**** Records for the task
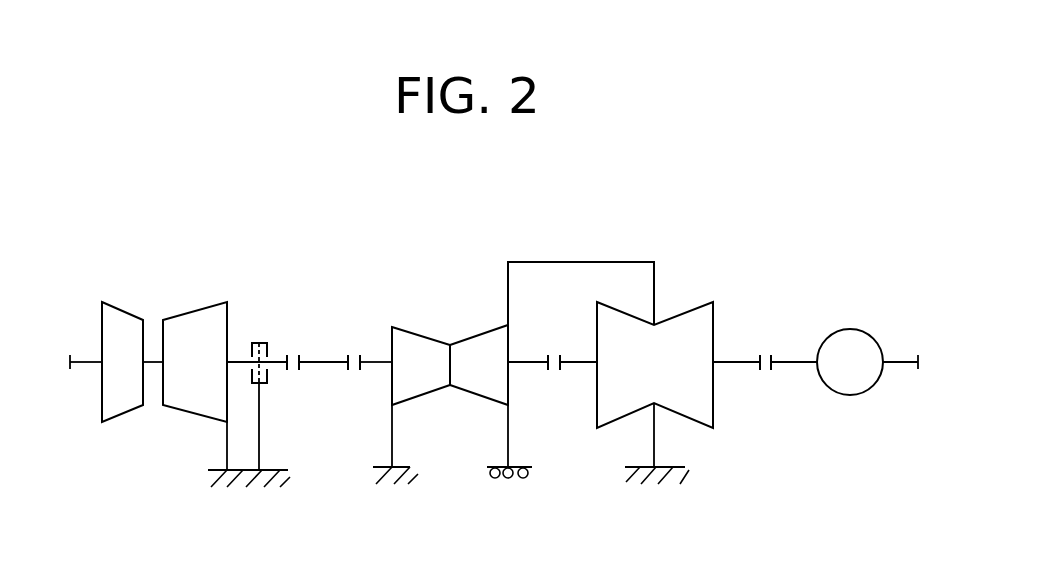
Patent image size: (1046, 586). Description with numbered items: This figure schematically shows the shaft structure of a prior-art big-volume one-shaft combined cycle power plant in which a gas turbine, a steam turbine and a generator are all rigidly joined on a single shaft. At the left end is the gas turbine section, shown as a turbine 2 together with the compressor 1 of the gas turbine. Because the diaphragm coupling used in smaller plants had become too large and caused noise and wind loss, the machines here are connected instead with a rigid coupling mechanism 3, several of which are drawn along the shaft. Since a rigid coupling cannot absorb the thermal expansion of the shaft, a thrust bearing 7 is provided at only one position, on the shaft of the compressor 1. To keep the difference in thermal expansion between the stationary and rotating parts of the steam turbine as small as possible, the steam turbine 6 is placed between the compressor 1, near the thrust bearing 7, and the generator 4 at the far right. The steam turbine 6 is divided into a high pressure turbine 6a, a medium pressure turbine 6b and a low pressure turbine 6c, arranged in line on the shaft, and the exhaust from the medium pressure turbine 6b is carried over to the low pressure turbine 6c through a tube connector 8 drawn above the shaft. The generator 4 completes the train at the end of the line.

The compressor 1 is at (222, 302).
The gas turbine (GT) 2 is at (128, 310).
The rigid coupling mechanism 3 is at (290, 354).
The generator 4 is at (853, 328).
The steam turbine 6 is at (551, 335).
The high pressure turbine 6a is at (410, 332).
The medium pressure turbine 6b is at (466, 340).
The low-pressure turbine (LP) 6c is at (700, 302).
The thrust bearing 7 is at (258, 341).
The tube connector 8 is at (617, 261).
********
## What needs to be done
Reproduce every line of the material above verbatim, omitting the pictures from your answer.

## Task answer
Patent image size: (1046, 586). Description with numbered items: This figure schematically shows the shaft structure of a prior-art big-volume one-shaft combined cycle power plant in which a gas turbine, a steam turbine and a generator are all rigidly joined on a single shaft. At the left end is the gas turbine section, shown as a turbine 2 together with the compressor 1 of the gas turbine. Because the diaphragm coupling used in smaller plants had become too large and caused noise and wind loss, the machines here are connected instead with a rigid coupling mechanism 3, several of which are drawn along the shaft. Since a rigid coupling cannot absorb the thermal expansion of the shaft, a thrust bearing 7 is provided at only one position, on the shaft of the compressor 1. To keep the difference in thermal expansion between the stationary and rotating parts of the steam turbine as small as possible, the steam turbine 6 is placed between the compressor 1, near the thrust bearing 7, and the generator 4 at the far right. The steam turbine 6 is divided into a high pressure turbine 6a, a medium pressure turbine 6b and a low pressure turbine 6c, arranged in line on the shaft, and the exhaust from the medium pressure turbine 6b is carried over to the low pressure turbine 6c through a tube connector 8 drawn above the shaft. The generator 4 completes the train at the end of the line.

The compressor 1 is at (222, 302).
The gas turbine (GT) 2 is at (128, 310).
The rigid coupling mechanism 3 is at (290, 354).
The generator 4 is at (853, 328).
The steam turbine 6 is at (551, 335).
The high pressure turbine 6a is at (410, 332).
The medium pressure turbine 6b is at (466, 340).
The low-pressure turbine (LP) 6c is at (700, 302).
The thrust bearing 7 is at (258, 341).
The tube connector 8 is at (617, 261).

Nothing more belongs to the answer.